**Your objective**
Using the data below, determine the number of lines that include the string "title". Write only that number.
## Start Available data
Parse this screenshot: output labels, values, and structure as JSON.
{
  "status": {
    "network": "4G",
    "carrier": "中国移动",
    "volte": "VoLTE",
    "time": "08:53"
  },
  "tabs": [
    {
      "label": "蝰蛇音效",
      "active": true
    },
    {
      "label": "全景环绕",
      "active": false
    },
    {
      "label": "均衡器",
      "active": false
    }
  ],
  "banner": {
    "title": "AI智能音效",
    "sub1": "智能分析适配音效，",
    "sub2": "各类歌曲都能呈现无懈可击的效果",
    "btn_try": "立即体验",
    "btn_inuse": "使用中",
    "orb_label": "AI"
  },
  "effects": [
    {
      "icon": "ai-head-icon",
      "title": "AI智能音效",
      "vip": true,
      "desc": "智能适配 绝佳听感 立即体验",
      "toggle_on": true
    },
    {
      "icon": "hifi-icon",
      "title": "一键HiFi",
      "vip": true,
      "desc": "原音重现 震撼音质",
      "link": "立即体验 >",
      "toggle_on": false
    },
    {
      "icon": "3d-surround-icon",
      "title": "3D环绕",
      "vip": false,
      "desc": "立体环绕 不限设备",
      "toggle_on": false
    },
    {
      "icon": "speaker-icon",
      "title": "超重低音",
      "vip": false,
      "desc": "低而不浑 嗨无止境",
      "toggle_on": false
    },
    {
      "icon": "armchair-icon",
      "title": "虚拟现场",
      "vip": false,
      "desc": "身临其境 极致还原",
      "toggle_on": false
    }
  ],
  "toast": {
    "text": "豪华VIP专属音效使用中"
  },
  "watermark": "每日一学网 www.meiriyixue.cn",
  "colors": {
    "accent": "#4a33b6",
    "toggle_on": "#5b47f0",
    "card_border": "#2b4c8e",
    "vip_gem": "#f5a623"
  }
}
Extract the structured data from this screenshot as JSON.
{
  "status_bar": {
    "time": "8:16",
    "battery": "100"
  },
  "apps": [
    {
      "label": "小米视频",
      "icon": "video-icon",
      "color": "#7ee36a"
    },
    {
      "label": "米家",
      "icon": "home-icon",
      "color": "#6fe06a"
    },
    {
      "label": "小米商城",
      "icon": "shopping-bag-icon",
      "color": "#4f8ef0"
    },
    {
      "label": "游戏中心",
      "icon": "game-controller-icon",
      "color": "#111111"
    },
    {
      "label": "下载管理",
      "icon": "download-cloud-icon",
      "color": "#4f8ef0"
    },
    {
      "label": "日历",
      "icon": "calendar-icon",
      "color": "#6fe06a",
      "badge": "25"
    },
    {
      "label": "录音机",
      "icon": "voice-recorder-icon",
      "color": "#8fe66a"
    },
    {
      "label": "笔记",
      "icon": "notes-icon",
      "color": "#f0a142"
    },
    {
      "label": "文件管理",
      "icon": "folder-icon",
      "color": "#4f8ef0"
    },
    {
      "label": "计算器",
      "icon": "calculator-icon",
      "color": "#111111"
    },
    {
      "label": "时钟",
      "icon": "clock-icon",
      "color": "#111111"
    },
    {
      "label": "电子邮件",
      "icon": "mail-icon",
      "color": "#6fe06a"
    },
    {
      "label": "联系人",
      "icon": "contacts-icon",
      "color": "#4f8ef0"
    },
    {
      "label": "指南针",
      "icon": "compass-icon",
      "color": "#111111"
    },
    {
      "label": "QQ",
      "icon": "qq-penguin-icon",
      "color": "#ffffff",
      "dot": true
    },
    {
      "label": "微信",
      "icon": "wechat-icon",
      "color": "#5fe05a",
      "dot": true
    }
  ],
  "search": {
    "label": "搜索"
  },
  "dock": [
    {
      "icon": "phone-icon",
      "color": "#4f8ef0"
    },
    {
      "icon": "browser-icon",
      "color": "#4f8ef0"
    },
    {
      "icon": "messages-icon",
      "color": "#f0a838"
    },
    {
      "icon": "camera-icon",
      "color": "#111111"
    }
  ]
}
## End Available data
**Exercise solution**
6